Could you rewrite the records below with every "legend-label" swapped for "legend-entry" and nothing else changed?

THE RECORDS
------------------------------------------------------------------------

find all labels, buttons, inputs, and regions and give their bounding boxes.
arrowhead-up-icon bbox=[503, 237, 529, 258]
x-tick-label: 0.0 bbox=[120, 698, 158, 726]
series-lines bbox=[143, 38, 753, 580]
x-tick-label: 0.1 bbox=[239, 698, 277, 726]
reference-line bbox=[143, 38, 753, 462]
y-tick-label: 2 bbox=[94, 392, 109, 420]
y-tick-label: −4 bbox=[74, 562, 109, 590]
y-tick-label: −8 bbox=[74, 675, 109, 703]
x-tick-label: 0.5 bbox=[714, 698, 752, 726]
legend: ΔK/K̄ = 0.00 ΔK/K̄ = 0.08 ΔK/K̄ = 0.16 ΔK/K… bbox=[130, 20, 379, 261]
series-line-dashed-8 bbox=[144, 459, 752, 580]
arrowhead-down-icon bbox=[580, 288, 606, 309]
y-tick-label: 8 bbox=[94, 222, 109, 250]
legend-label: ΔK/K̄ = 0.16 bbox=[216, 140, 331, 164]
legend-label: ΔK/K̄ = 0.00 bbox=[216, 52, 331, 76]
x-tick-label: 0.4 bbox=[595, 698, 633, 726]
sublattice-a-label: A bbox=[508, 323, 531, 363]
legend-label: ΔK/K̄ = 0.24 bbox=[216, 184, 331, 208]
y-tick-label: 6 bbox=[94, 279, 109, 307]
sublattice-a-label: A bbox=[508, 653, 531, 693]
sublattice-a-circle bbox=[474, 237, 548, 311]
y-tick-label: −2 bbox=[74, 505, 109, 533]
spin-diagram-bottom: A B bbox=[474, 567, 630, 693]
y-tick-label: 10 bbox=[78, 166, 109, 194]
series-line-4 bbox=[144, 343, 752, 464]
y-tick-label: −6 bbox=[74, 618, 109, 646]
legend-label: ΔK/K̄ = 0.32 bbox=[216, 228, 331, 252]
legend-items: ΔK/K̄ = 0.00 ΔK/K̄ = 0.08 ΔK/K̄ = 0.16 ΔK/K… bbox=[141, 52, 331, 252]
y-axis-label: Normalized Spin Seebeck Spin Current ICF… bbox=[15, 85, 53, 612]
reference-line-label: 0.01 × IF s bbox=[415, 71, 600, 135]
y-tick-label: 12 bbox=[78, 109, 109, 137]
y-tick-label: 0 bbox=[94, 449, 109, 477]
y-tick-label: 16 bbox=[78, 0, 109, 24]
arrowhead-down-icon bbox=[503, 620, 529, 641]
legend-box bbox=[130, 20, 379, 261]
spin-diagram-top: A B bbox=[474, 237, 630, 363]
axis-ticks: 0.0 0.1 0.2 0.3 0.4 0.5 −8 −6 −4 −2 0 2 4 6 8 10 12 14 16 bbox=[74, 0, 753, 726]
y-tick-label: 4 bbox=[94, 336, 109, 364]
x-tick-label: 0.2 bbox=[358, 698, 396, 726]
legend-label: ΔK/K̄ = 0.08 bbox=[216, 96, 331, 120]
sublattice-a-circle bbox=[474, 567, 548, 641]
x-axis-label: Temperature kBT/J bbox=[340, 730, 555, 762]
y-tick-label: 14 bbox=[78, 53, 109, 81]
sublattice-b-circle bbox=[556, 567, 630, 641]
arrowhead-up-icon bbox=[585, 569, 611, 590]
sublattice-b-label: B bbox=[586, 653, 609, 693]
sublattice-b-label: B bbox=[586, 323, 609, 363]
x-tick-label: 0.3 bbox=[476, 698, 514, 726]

------------------------------------------------------------------------

EXPECTED ANSWER
find all labels, buttons, inputs, and regions and give their bounding boxes.
arrowhead-up-icon bbox=[503, 237, 529, 258]
x-tick-label: 0.0 bbox=[120, 698, 158, 726]
series-lines bbox=[143, 38, 753, 580]
x-tick-label: 0.1 bbox=[239, 698, 277, 726]
reference-line bbox=[143, 38, 753, 462]
y-tick-label: 2 bbox=[94, 392, 109, 420]
y-tick-label: −4 bbox=[74, 562, 109, 590]
y-tick-label: −8 bbox=[74, 675, 109, 703]
x-tick-label: 0.5 bbox=[714, 698, 752, 726]
legend: ΔK/K̄ = 0.00 ΔK/K̄ = 0.08 ΔK/K̄ = 0.16 ΔK/K… bbox=[130, 20, 379, 261]
series-line-dashed-8 bbox=[144, 459, 752, 580]
arrowhead-down-icon bbox=[580, 288, 606, 309]
y-tick-label: 8 bbox=[94, 222, 109, 250]
legend-entry: ΔK/K̄ = 0.16 bbox=[216, 140, 331, 164]
legend-entry: ΔK/K̄ = 0.00 bbox=[216, 52, 331, 76]
x-tick-label: 0.4 bbox=[595, 698, 633, 726]
sublattice-a-label: A bbox=[508, 323, 531, 363]
legend-entry: ΔK/K̄ = 0.24 bbox=[216, 184, 331, 208]
y-tick-label: 6 bbox=[94, 279, 109, 307]
sublattice-a-label: A bbox=[508, 653, 531, 693]
sublattice-a-circle bbox=[474, 237, 548, 311]
y-tick-label: −2 bbox=[74, 505, 109, 533]
spin-diagram-bottom: A B bbox=[474, 567, 630, 693]
y-tick-label: 10 bbox=[78, 166, 109, 194]
series-line-4 bbox=[144, 343, 752, 464]
y-tick-label: −6 bbox=[74, 618, 109, 646]
legend-entry: ΔK/K̄ = 0.32 bbox=[216, 228, 331, 252]
legend-items: ΔK/K̄ = 0.00 ΔK/K̄ = 0.08 ΔK/K̄ = 0.16 ΔK/K… bbox=[141, 52, 331, 252]
y-axis-label: Normalized Spin Seebeck Spin Current ICF… bbox=[15, 85, 53, 612]
reference-line-label: 0.01 × IF s bbox=[415, 71, 600, 135]
y-tick-label: 12 bbox=[78, 109, 109, 137]
y-tick-label: 0 bbox=[94, 449, 109, 477]
y-tick-label: 16 bbox=[78, 0, 109, 24]
arrowhead-down-icon bbox=[503, 620, 529, 641]
legend-box bbox=[130, 20, 379, 261]
spin-diagram-top: A B bbox=[474, 237, 630, 363]
axis-ticks: 0.0 0.1 0.2 0.3 0.4 0.5 −8 −6 −4 −2 0 2 4 6 8 10 12 14 16 bbox=[74, 0, 753, 726]
y-tick-label: 4 bbox=[94, 336, 109, 364]
x-tick-label: 0.2 bbox=[358, 698, 396, 726]
legend-entry: ΔK/K̄ = 0.08 bbox=[216, 96, 331, 120]
sublattice-a-circle bbox=[474, 567, 548, 641]
x-axis-label: Temperature kBT/J bbox=[340, 730, 555, 762]
y-tick-label: 14 bbox=[78, 53, 109, 81]
sublattice-b-circle bbox=[556, 567, 630, 641]
arrowhead-up-icon bbox=[585, 569, 611, 590]
sublattice-b-label: B bbox=[586, 653, 609, 693]
sublattice-b-label: B bbox=[586, 323, 609, 363]
x-tick-label: 0.3 bbox=[476, 698, 514, 726]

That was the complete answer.